* _Reading passage_
--- START ---
ANAHEIM, Calif. — Red Hat CTO Michael Tiemann kicked off Day 2 of the conference portion of EclipseCon this morning with his keynote on the “Eclipse Tipping Point.” He started with a well-aimed barb at a well-known monopoly. Referring to a New York Times story which asserted that PowerPoint makes you stupid, he told the audience as he began his talk “This is Open Office. I’m going to make you smarter today.”

For those not familiar with Malcolm Gladwell’s 1999 book “The Tipping Point”, Tiemann spent some time describing what a tipping point is. He described Paul Revere’s famous ride as an example, and Linus Torvalds and the rise of Linux as another. He also quoted Victor Hugo to make his point: “Invading armies can be resisted, but not an idea whose time has come.”

The basic premise for his talk is that Eclipse has taken off because its time has come. His challenge to the audience was to ask what they will do with the opportunity.

Tiemann described the hardware side of the computing industry in terms of Moore’s Law and talked about how the software part of the equation has not kept pace. Hardware has become much more powerful and much less expensive, but not so with software.

The talk centered on security for awhile as he described the failure of software platforms to provide the “multi-level” security required by the NSA and other intelligence agencies. Instead of delivering security, Tiemann said, platforms are being delivered which can be compromised in less than two minutes if exposed to the Internet without a firewall. He wasn’t just talking about Windows, but Linux as well.
--- END ---
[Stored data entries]
--- START ---
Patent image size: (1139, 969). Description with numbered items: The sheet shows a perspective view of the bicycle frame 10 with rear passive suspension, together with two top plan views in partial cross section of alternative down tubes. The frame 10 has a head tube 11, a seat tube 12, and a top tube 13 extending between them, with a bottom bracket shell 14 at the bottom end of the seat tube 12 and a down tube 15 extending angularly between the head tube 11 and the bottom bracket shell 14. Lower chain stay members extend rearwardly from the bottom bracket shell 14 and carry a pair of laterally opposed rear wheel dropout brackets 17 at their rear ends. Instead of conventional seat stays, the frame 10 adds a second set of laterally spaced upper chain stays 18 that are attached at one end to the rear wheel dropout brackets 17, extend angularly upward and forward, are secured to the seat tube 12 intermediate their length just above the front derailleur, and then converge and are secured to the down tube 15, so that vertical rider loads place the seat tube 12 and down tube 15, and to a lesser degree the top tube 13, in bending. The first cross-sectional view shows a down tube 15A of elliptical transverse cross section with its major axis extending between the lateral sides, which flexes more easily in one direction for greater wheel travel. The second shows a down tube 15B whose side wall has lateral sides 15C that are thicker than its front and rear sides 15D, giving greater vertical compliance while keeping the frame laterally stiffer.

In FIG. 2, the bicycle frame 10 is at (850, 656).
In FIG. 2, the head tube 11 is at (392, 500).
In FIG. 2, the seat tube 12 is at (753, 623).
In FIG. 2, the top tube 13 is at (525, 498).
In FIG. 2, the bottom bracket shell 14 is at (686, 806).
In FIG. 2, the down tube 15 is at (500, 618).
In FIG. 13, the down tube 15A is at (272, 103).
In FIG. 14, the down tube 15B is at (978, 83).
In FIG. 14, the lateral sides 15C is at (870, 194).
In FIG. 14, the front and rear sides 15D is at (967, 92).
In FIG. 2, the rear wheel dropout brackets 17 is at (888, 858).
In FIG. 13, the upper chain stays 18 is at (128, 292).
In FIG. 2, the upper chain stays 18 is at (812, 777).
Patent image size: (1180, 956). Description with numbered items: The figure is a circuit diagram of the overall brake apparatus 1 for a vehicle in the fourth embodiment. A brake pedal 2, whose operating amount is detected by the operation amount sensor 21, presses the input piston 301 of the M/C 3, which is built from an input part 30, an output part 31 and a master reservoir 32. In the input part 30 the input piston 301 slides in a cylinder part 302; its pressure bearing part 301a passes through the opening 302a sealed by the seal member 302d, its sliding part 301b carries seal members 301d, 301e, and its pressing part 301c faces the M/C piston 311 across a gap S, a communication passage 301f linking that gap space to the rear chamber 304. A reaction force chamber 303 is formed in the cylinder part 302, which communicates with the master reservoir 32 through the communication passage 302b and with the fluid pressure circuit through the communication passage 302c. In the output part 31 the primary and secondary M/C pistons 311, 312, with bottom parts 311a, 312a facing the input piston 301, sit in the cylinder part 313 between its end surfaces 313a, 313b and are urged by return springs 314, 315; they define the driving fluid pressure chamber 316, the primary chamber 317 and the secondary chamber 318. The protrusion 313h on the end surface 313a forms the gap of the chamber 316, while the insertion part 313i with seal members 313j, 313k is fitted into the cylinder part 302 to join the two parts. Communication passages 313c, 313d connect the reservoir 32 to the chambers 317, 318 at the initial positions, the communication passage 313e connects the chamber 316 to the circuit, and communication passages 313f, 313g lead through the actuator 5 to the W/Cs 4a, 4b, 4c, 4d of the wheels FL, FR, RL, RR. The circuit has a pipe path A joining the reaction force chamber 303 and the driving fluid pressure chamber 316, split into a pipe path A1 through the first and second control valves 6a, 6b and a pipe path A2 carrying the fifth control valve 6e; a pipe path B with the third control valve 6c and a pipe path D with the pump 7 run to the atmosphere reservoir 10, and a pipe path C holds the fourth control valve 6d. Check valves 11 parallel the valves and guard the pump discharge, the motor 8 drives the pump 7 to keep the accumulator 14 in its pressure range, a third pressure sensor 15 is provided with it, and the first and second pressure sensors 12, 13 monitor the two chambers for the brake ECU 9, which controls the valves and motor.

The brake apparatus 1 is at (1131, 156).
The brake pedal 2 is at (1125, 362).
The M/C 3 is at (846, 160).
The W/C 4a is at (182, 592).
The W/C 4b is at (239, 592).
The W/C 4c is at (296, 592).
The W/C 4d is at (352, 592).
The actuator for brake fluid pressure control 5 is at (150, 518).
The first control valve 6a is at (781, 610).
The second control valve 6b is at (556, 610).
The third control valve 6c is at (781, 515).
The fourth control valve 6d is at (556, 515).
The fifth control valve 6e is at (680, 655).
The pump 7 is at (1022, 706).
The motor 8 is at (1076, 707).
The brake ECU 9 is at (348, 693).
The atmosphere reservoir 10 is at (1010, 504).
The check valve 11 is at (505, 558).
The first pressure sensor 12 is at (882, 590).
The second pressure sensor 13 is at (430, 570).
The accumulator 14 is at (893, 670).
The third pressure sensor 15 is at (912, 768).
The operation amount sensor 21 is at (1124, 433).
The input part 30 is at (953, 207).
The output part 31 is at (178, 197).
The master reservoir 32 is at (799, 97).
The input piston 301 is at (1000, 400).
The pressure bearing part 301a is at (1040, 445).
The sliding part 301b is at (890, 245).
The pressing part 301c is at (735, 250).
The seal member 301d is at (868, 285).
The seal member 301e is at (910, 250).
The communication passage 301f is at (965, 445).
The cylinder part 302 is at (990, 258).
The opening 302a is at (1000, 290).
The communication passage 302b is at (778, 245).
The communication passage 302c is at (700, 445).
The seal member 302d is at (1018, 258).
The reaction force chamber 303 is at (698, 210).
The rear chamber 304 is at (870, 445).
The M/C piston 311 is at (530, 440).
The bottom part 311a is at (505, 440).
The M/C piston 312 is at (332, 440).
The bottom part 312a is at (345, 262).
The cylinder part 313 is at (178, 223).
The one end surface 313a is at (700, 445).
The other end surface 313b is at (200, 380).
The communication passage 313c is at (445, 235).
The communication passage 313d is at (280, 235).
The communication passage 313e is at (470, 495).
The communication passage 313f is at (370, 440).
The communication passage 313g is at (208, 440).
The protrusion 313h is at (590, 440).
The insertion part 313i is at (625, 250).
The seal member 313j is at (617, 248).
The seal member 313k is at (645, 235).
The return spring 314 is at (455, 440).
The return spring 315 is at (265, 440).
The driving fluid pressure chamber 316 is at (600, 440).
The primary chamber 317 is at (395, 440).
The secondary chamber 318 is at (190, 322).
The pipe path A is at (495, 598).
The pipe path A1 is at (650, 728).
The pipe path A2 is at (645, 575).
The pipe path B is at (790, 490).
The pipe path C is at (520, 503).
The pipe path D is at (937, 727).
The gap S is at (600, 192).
--- END ---
* _Work to complete_
1 - In the EclipseCon keynote report, which writer did Tiemann quote to make his point about tipping points?
2 - Please write out the part of the EclipseCon keynote report that opens with the words containing "The basic premise" and closes with "so with software.".
3 - Carry on the report of Tiemann's EclipseCon keynote from the point where it stops.

* _Answers for each item_
1 - Victor Hugo

2 -
The basic premise for his talk is that Eclipse has taken off because its time has come. His challenge to the audience was to ask what they will do with the opportunity.

Tiemann described the hardware side of the computing industry in terms of Moore’s Law and talked about how the software part of the equation has not kept pace. Hardware has become much more powerful and much less expensive, but not so with software.

3 -
Eclipse, Tiemann argued, could be used for the common good by providing the framework and the tools to allow applications to be modified so that they can fit into a multi-level security model.

Michael Tiemann talks with attendees prior to keynote.

Then he announced that the next version of Fedora, expected to be released shortly as the final 2.6 bugs are being slain, will come with SE Linux as the default install. But only four or five of the more than 1,400 applications available for Fedora will be ready for SE Linux. His obvious hope is that Eclipse can help more applications get in the game.

In closing, Tiemann said that Eclipse offers us a choice. We can use it to realize our ideas, like SE Linux, or we can use it to resist the ideas whose time has come.

In a brief conversation with Tiemann after the keynote, I asked what the linkage was between Red Hat and Eclipse. He explained that Red Hat has had a developer working on the CDT project for over a year. Eclipse, it seems, is not just about Java. When a member of the audience asked Tiemann why he thought it was Eclipse at the tipping point and not NetBeans, Tiemann said it was because Eclipse was not locked into a single choice for development, while NetBeans is.